**DIRECTIONS FOR THIS TASK**
Check every line of the data below for the string "Республики", and copy the ones that hold it.

=====

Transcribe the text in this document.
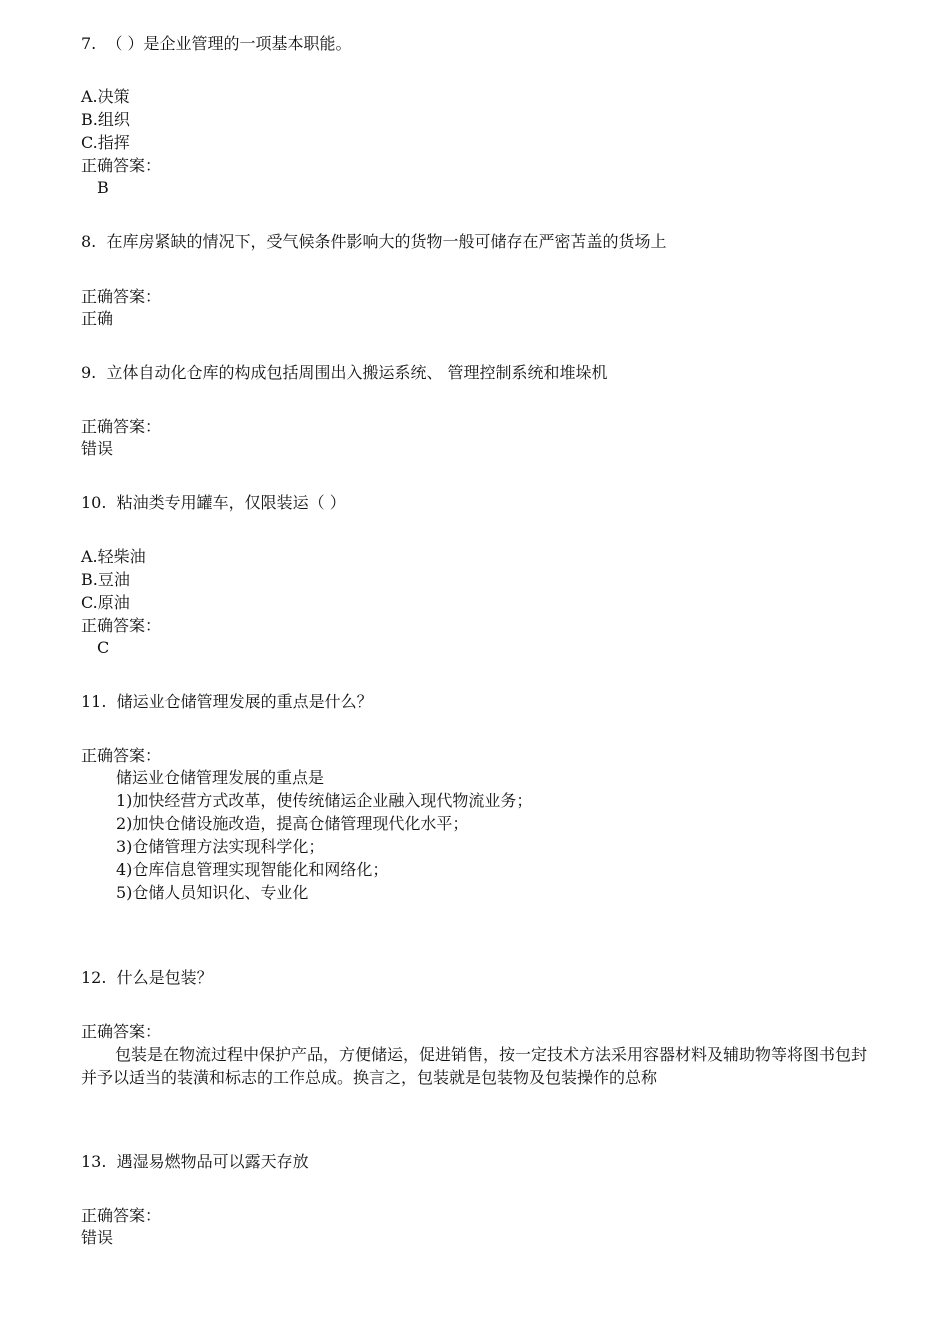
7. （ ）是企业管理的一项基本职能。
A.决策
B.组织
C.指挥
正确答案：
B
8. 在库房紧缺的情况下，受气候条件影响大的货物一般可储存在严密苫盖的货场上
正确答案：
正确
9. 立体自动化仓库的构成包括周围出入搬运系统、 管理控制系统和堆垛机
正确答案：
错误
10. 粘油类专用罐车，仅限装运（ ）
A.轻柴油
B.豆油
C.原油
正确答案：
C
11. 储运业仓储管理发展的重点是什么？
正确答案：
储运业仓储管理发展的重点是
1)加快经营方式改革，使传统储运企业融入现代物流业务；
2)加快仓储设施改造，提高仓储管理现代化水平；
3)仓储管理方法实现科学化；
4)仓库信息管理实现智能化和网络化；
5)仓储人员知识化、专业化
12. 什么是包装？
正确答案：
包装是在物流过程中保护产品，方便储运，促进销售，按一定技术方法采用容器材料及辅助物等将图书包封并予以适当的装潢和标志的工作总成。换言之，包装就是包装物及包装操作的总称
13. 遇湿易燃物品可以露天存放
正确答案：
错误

=====

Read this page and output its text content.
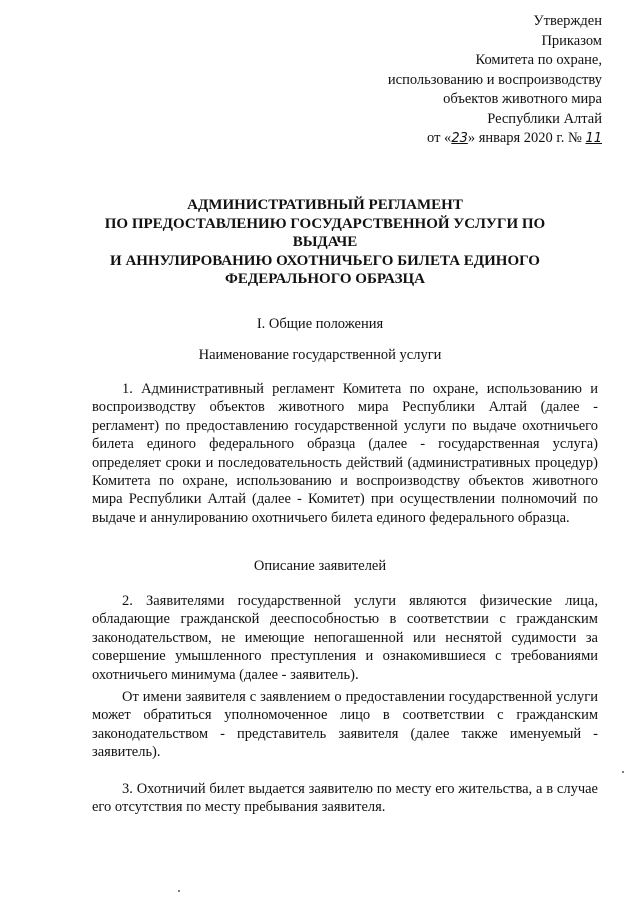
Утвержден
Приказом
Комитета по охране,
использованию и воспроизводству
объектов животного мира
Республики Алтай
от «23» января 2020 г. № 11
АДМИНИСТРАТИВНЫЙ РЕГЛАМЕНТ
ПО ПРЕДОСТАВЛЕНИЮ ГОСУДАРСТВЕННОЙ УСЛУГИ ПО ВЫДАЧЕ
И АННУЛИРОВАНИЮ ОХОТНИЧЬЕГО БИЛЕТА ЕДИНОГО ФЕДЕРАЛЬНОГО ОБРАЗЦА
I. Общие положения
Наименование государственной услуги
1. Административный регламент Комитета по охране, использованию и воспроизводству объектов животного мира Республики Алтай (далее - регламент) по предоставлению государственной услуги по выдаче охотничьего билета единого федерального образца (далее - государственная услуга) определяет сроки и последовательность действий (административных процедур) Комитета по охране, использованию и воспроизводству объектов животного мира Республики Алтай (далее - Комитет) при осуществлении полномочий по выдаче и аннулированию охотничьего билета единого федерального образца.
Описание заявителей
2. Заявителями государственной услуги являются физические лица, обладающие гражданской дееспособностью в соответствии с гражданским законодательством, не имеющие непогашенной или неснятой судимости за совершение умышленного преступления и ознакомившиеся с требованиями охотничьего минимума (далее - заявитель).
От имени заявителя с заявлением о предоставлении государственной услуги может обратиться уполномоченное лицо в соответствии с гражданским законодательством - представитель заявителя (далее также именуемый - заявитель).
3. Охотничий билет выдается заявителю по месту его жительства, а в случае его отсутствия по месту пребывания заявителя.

=====

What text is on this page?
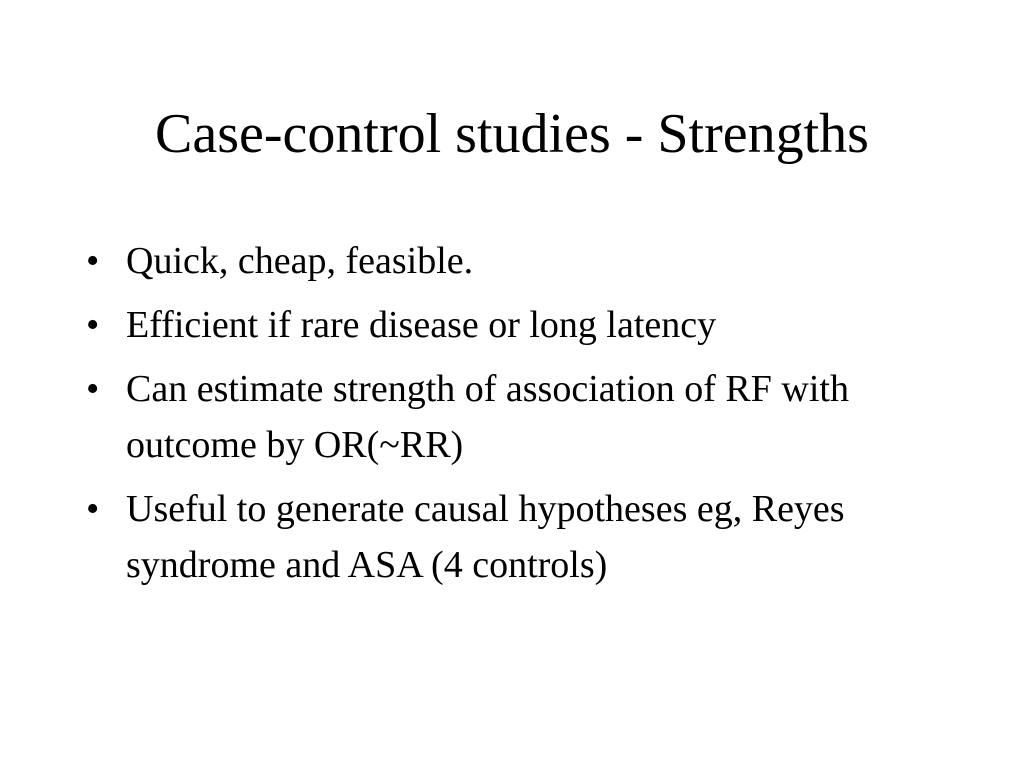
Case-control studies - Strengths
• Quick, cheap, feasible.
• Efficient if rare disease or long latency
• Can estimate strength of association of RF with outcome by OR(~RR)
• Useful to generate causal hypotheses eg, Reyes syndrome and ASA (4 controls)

=====

**EXERCISE SOLUTION**
Республики Алтай
1. Административный регламент Комитета по охране, использованию и воспроизводству объектов животного мира Республики Алтай (далее - регламент) по предоставлению государственной услуги по выдаче охотничьего билета единого федерального образца (далее - государственная услуга) определяет сроки и последовательность действий (административных процедур) Комитета по охране, использованию и воспроизводству объектов животного мира Республики Алтай (далее - Комитет) при осуществлении полномочий по выдаче и аннулированию охотничьего билета единого федерального образца.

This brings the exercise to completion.